Record list |
┌──
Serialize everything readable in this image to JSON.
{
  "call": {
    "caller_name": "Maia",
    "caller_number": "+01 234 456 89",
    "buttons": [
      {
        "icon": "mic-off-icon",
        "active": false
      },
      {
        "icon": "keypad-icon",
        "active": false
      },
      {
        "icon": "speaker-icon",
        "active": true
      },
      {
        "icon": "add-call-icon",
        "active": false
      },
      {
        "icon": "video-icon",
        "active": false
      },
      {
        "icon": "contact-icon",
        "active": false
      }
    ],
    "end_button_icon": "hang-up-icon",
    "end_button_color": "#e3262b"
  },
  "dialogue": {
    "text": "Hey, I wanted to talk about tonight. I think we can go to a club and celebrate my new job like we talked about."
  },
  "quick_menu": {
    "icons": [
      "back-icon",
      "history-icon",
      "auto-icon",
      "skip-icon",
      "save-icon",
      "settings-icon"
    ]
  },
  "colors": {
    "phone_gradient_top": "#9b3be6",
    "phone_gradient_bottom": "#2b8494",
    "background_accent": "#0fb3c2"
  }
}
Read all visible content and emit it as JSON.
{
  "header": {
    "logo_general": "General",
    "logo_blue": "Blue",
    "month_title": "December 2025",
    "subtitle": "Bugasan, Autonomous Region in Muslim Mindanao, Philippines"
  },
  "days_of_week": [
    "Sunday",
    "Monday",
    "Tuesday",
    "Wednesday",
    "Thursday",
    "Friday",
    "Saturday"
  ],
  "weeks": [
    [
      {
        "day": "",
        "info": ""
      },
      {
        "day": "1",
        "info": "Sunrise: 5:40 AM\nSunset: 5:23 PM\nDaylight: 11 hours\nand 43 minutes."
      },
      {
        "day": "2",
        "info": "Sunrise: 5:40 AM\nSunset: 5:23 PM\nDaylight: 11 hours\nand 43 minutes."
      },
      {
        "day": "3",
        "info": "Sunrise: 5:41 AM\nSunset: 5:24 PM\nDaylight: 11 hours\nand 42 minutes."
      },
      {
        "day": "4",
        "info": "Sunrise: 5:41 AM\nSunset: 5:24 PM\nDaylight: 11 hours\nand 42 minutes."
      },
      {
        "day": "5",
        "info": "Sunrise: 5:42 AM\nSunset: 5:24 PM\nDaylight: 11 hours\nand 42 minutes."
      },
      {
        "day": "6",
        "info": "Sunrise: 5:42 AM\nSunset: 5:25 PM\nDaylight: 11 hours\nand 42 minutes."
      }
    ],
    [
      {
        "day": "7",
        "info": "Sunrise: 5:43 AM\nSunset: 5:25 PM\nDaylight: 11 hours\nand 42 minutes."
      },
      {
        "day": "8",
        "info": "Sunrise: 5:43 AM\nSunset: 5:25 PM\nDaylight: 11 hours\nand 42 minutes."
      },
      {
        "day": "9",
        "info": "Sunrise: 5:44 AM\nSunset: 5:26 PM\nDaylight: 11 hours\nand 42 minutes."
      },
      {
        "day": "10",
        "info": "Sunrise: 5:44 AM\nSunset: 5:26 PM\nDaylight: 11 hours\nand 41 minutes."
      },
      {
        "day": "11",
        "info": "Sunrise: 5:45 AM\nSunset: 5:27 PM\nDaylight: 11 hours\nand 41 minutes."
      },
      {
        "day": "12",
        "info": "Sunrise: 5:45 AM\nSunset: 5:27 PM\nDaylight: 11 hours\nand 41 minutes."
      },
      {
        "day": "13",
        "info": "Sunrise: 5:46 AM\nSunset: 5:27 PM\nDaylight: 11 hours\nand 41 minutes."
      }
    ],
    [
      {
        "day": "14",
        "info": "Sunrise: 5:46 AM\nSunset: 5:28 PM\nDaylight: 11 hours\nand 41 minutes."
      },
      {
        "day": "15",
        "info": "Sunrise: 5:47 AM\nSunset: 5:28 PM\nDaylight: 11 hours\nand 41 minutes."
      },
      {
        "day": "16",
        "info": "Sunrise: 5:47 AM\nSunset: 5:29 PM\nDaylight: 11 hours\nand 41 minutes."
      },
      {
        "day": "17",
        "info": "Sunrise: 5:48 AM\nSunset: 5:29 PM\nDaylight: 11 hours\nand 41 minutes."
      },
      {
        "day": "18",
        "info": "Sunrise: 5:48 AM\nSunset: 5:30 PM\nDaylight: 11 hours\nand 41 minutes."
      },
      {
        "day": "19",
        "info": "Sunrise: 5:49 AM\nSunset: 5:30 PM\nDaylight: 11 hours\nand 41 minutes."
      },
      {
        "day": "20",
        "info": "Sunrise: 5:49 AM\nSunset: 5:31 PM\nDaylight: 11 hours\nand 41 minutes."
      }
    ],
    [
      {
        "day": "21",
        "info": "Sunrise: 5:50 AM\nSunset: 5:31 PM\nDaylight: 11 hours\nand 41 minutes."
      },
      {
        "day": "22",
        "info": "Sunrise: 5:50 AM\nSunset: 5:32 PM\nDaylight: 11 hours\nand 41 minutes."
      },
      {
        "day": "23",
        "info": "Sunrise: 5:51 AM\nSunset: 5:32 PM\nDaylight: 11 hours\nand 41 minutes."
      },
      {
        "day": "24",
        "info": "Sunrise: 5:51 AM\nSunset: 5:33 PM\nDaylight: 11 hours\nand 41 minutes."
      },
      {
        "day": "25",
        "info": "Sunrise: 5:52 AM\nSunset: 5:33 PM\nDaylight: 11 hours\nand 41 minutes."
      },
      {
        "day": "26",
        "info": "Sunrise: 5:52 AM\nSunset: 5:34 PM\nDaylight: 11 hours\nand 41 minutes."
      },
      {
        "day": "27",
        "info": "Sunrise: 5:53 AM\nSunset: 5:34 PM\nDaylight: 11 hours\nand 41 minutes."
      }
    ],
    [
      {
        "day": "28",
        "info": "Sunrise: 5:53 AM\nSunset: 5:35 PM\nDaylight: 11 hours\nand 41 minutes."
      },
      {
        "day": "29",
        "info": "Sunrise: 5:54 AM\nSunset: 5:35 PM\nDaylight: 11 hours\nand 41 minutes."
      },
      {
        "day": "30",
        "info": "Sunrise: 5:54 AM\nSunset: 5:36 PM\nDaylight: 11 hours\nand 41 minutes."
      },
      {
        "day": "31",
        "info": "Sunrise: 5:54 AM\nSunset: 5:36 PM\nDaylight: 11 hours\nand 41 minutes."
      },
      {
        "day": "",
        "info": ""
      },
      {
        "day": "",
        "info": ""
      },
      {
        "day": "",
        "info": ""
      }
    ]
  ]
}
└──
To do | Give the listing again, word for word.

Solution |
Serialize everything readable in this image to JSON.
{
  "call": {
    "caller_name": "Maia",
    "caller_number": "+01 234 456 89",
    "buttons": [
      {
        "icon": "mic-off-icon",
        "active": false
      },
      {
        "icon": "keypad-icon",
        "active": false
      },
      {
        "icon": "speaker-icon",
        "active": true
      },
      {
        "icon": "add-call-icon",
        "active": false
      },
      {
        "icon": "video-icon",
        "active": false
      },
      {
        "icon": "contact-icon",
        "active": false
      }
    ],
    "end_button_icon": "hang-up-icon",
    "end_button_color": "#e3262b"
  },
  "dialogue": {
    "text": "Hey, I wanted to talk about tonight. I think we can go to a club and celebrate my new job like we talked about."
  },
  "quick_menu": {
    "icons": [
      "back-icon",
      "history-icon",
      "auto-icon",
      "skip-icon",
      "save-icon",
      "settings-icon"
    ]
  },
  "colors": {
    "phone_gradient_top": "#9b3be6",
    "phone_gradient_bottom": "#2b8494",
    "background_accent": "#0fb3c2"
  }
}
Read all visible content and emit it as JSON.
{
  "header": {
    "logo_general": "General",
    "logo_blue": "Blue",
    "month_title": "December 2025",
    "subtitle": "Bugasan, Autonomous Region in Muslim Mindanao, Philippines"
  },
  "days_of_week": [
    "Sunday",
    "Monday",
    "Tuesday",
    "Wednesday",
    "Thursday",
    "Friday",
    "Saturday"
  ],
  "weeks": [
    [
      {
        "day": "",
        "info": ""
      },
      {
        "day": "1",
        "info": "Sunrise: 5:40 AM\nSunset: 5:23 PM\nDaylight: 11 hours\nand 43 minutes."
      },
      {
        "day": "2",
        "info": "Sunrise: 5:40 AM\nSunset: 5:23 PM\nDaylight: 11 hours\nand 43 minutes."
      },
      {
        "day": "3",
        "info": "Sunrise: 5:41 AM\nSunset: 5:24 PM\nDaylight: 11 hours\nand 42 minutes."
      },
      {
        "day": "4",
        "info": "Sunrise: 5:41 AM\nSunset: 5:24 PM\nDaylight: 11 hours\nand 42 minutes."
      },
      {
        "day": "5",
        "info": "Sunrise: 5:42 AM\nSunset: 5:24 PM\nDaylight: 11 hours\nand 42 minutes."
      },
      {
        "day": "6",
        "info": "Sunrise: 5:42 AM\nSunset: 5:25 PM\nDaylight: 11 hours\nand 42 minutes."
      }
    ],
    [
      {
        "day": "7",
        "info": "Sunrise: 5:43 AM\nSunset: 5:25 PM\nDaylight: 11 hours\nand 42 minutes."
      },
      {
        "day": "8",
        "info": "Sunrise: 5:43 AM\nSunset: 5:25 PM\nDaylight: 11 hours\nand 42 minutes."
      },
      {
        "day": "9",
        "info": "Sunrise: 5:44 AM\nSunset: 5:26 PM\nDaylight: 11 hours\nand 42 minutes."
      },
      {
        "day": "10",
        "info": "Sunrise: 5:44 AM\nSunset: 5:26 PM\nDaylight: 11 hours\nand 41 minutes."
      },
      {
        "day": "11",
        "info": "Sunrise: 5:45 AM\nSunset: 5:27 PM\nDaylight: 11 hours\nand 41 minutes."
      },
      {
        "day": "12",
        "info": "Sunrise: 5:45 AM\nSunset: 5:27 PM\nDaylight: 11 hours\nand 41 minutes."
      },
      {
        "day": "13",
        "info": "Sunrise: 5:46 AM\nSunset: 5:27 PM\nDaylight: 11 hours\nand 41 minutes."
      }
    ],
    [
      {
        "day": "14",
        "info": "Sunrise: 5:46 AM\nSunset: 5:28 PM\nDaylight: 11 hours\nand 41 minutes."
      },
      {
        "day": "15",
        "info": "Sunrise: 5:47 AM\nSunset: 5:28 PM\nDaylight: 11 hours\nand 41 minutes."
      },
      {
        "day": "16",
        "info": "Sunrise: 5:47 AM\nSunset: 5:29 PM\nDaylight: 11 hours\nand 41 minutes."
      },
      {
        "day": "17",
        "info": "Sunrise: 5:48 AM\nSunset: 5:29 PM\nDaylight: 11 hours\nand 41 minutes."
      },
      {
        "day": "18",
        "info": "Sunrise: 5:48 AM\nSunset: 5:30 PM\nDaylight: 11 hours\nand 41 minutes."
      },
      {
        "day": "19",
        "info": "Sunrise: 5:49 AM\nSunset: 5:30 PM\nDaylight: 11 hours\nand 41 minutes."
      },
      {
        "day": "20",
        "info": "Sunrise: 5:49 AM\nSunset: 5:31 PM\nDaylight: 11 hours\nand 41 minutes."
      }
    ],
    [
      {
        "day": "21",
        "info": "Sunrise: 5:50 AM\nSunset: 5:31 PM\nDaylight: 11 hours\nand 41 minutes."
      },
      {
        "day": "22",
        "info": "Sunrise: 5:50 AM\nSunset: 5:32 PM\nDaylight: 11 hours\nand 41 minutes."
      },
      {
        "day": "23",
        "info": "Sunrise: 5:51 AM\nSunset: 5:32 PM\nDaylight: 11 hours\nand 41 minutes."
      },
      {
        "day": "24",
        "info": "Sunrise: 5:51 AM\nSunset: 5:33 PM\nDaylight: 11 hours\nand 41 minutes."
      },
      {
        "day": "25",
        "info": "Sunrise: 5:52 AM\nSunset: 5:33 PM\nDaylight: 11 hours\nand 41 minutes."
      },
      {
        "day": "26",
        "info": "Sunrise: 5:52 AM\nSunset: 5:34 PM\nDaylight: 11 hours\nand 41 minutes."
      },
      {
        "day": "27",
        "info": "Sunrise: 5:53 AM\nSunset: 5:34 PM\nDaylight: 11 hours\nand 41 minutes."
      }
    ],
    [
      {
        "day": "28",
        "info": "Sunrise: 5:53 AM\nSunset: 5:35 PM\nDaylight: 11 hours\nand 41 minutes."
      },
      {
        "day": "29",
        "info": "Sunrise: 5:54 AM\nSunset: 5:35 PM\nDaylight: 11 hours\nand 41 minutes."
      },
      {
        "day": "30",
        "info": "Sunrise: 5:54 AM\nSunset: 5:36 PM\nDaylight: 11 hours\nand 41 minutes."
      },
      {
        "day": "31",
        "info": "Sunrise: 5:54 AM\nSunset: 5:36 PM\nDaylight: 11 hours\nand 41 minutes."
      },
      {
        "day": "",
        "info": ""
      },
      {
        "day": "",
        "info": ""
      },
      {
        "day": "",
        "info": ""
      }
    ]
  ]
}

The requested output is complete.